╭─ Exercise input

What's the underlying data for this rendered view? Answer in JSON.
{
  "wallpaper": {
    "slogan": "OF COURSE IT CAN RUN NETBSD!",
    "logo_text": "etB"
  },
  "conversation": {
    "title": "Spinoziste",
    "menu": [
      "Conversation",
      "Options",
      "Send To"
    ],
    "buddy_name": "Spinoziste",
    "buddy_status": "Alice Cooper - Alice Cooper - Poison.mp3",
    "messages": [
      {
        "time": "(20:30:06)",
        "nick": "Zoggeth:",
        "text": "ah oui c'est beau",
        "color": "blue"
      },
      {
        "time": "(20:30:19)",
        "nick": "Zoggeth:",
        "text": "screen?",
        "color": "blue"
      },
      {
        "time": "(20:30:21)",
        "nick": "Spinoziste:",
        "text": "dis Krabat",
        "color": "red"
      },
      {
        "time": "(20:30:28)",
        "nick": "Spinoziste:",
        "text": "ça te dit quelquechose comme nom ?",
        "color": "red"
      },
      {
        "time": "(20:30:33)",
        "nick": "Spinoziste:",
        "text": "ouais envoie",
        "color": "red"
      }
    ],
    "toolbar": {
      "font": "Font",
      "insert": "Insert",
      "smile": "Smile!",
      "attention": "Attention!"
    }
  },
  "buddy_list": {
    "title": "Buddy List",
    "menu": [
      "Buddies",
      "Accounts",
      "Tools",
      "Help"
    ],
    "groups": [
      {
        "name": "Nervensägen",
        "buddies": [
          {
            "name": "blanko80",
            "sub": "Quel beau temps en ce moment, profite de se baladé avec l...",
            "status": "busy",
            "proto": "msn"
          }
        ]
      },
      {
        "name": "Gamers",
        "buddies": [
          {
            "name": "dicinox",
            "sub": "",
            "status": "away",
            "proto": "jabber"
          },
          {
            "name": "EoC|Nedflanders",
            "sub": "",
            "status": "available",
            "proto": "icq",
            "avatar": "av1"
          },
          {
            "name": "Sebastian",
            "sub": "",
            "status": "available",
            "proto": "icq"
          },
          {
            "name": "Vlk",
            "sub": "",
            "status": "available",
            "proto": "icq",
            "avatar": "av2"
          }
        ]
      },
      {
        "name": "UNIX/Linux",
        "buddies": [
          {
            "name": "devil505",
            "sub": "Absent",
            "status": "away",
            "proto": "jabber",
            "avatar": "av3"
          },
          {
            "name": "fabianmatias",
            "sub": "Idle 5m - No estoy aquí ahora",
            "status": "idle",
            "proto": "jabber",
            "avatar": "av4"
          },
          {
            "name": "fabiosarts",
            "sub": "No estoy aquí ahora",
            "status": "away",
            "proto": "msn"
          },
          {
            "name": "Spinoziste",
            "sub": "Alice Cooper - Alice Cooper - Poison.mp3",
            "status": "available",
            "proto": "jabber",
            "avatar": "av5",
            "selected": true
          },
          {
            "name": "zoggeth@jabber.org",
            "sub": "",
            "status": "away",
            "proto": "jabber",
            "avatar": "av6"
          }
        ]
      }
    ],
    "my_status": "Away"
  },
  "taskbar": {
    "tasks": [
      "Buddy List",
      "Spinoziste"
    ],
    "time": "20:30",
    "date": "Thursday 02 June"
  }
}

╰─

▸ Instructions to follow
Repeat every entry word for word.

▸ Response below
What's the underlying data for this rendered view? Answer in JSON.
{
  "wallpaper": {
    "slogan": "OF COURSE IT CAN RUN NETBSD!",
    "logo_text": "etB"
  },
  "conversation": {
    "title": "Spinoziste",
    "menu": [
      "Conversation",
      "Options",
      "Send To"
    ],
    "buddy_name": "Spinoziste",
    "buddy_status": "Alice Cooper - Alice Cooper - Poison.mp3",
    "messages": [
      {
        "time": "(20:30:06)",
        "nick": "Zoggeth:",
        "text": "ah oui c'est beau",
        "color": "blue"
      },
      {
        "time": "(20:30:19)",
        "nick": "Zoggeth:",
        "text": "screen?",
        "color": "blue"
      },
      {
        "time": "(20:30:21)",
        "nick": "Spinoziste:",
        "text": "dis Krabat",
        "color": "red"
      },
      {
        "time": "(20:30:28)",
        "nick": "Spinoziste:",
        "text": "ça te dit quelquechose comme nom ?",
        "color": "red"
      },
      {
        "time": "(20:30:33)",
        "nick": "Spinoziste:",
        "text": "ouais envoie",
        "color": "red"
      }
    ],
    "toolbar": {
      "font": "Font",
      "insert": "Insert",
      "smile": "Smile!",
      "attention": "Attention!"
    }
  },
  "buddy_list": {
    "title": "Buddy List",
    "menu": [
      "Buddies",
      "Accounts",
      "Tools",
      "Help"
    ],
    "groups": [
      {
        "name": "Nervensägen",
        "buddies": [
          {
            "name": "blanko80",
            "sub": "Quel beau temps en ce moment, profite de se baladé avec l...",
            "status": "busy",
            "proto": "msn"
          }
        ]
      },
      {
        "name": "Gamers",
        "buddies": [
          {
            "name": "dicinox",
            "sub": "",
            "status": "away",
            "proto": "jabber"
          },
          {
            "name": "EoC|Nedflanders",
            "sub": "",
            "status": "available",
            "proto": "icq",
            "avatar": "av1"
          },
          {
            "name": "Sebastian",
            "sub": "",
            "status": "available",
            "proto": "icq"
          },
          {
            "name": "Vlk",
            "sub": "",
            "status": "available",
            "proto": "icq",
            "avatar": "av2"
          }
        ]
      },
      {
        "name": "UNIX/Linux",
        "buddies": [
          {
            "name": "devil505",
            "sub": "Absent",
            "status": "away",
            "proto": "jabber",
            "avatar": "av3"
          },
          {
            "name": "fabianmatias",
            "sub": "Idle 5m - No estoy aquí ahora",
            "status": "idle",
            "proto": "jabber",
            "avatar": "av4"
          },
          {
            "name": "fabiosarts",
            "sub": "No estoy aquí ahora",
            "status": "away",
            "proto": "msn"
          },
          {
            "name": "Spinoziste",
            "sub": "Alice Cooper - Alice Cooper - Poison.mp3",
            "status": "available",
            "proto": "jabber",
            "avatar": "av5",
            "selected": true
          },
          {
            "name": "zoggeth@jabber.org",
            "sub": "",
            "status": "away",
            "proto": "jabber",
            "avatar": "av6"
          }
        ]
      }
    ],
    "my_status": "Away"
  },
  "taskbar": {
    "tasks": [
      "Buddy List",
      "Spinoziste"
    ],
    "time": "20:30",
    "date": "Thursday 02 June"
  }
}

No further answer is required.